SHORT PROBLEM.
Write out the data below in full. Keep it exact.

DATASET ENTRIES.
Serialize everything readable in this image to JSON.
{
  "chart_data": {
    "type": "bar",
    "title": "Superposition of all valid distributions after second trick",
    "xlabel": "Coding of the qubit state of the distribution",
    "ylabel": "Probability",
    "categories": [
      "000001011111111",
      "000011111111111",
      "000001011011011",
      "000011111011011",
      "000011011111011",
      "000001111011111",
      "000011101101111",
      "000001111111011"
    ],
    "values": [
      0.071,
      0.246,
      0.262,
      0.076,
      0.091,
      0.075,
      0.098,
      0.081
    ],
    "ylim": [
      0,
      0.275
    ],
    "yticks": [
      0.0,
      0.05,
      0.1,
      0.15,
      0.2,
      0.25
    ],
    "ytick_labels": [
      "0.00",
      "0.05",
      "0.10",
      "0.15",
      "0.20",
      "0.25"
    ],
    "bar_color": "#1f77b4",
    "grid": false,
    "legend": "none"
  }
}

OUTPUT OF THE EXERCISE.
Serialize everything readable in this image to JSON.
{
  "chart_data": {
    "type": "bar",
    "title": "Superposition of all valid distributions after second trick",
    "xlabel": "Coding of the qubit state of the distribution",
    "ylabel": "Probability",
    "categories": [
      "000001011111111",
      "000011111111111",
      "000001011011011",
      "000011111011011",
      "000011011111011",
      "000001111011111",
      "000011101101111",
      "000001111111011"
    ],
    "values": [
      0.071,
      0.246,
      0.262,
      0.076,
      0.091,
      0.075,
      0.098,
      0.081
    ],
    "ylim": [
      0,
      0.275
    ],
    "yticks": [
      0.0,
      0.05,
      0.1,
      0.15,
      0.2,
      0.25
    ],
    "ytick_labels": [
      "0.00",
      "0.05",
      "0.10",
      "0.15",
      "0.20",
      "0.25"
    ],
    "bar_color": "#1f77b4",
    "grid": false,
    "legend": "none"
  }
}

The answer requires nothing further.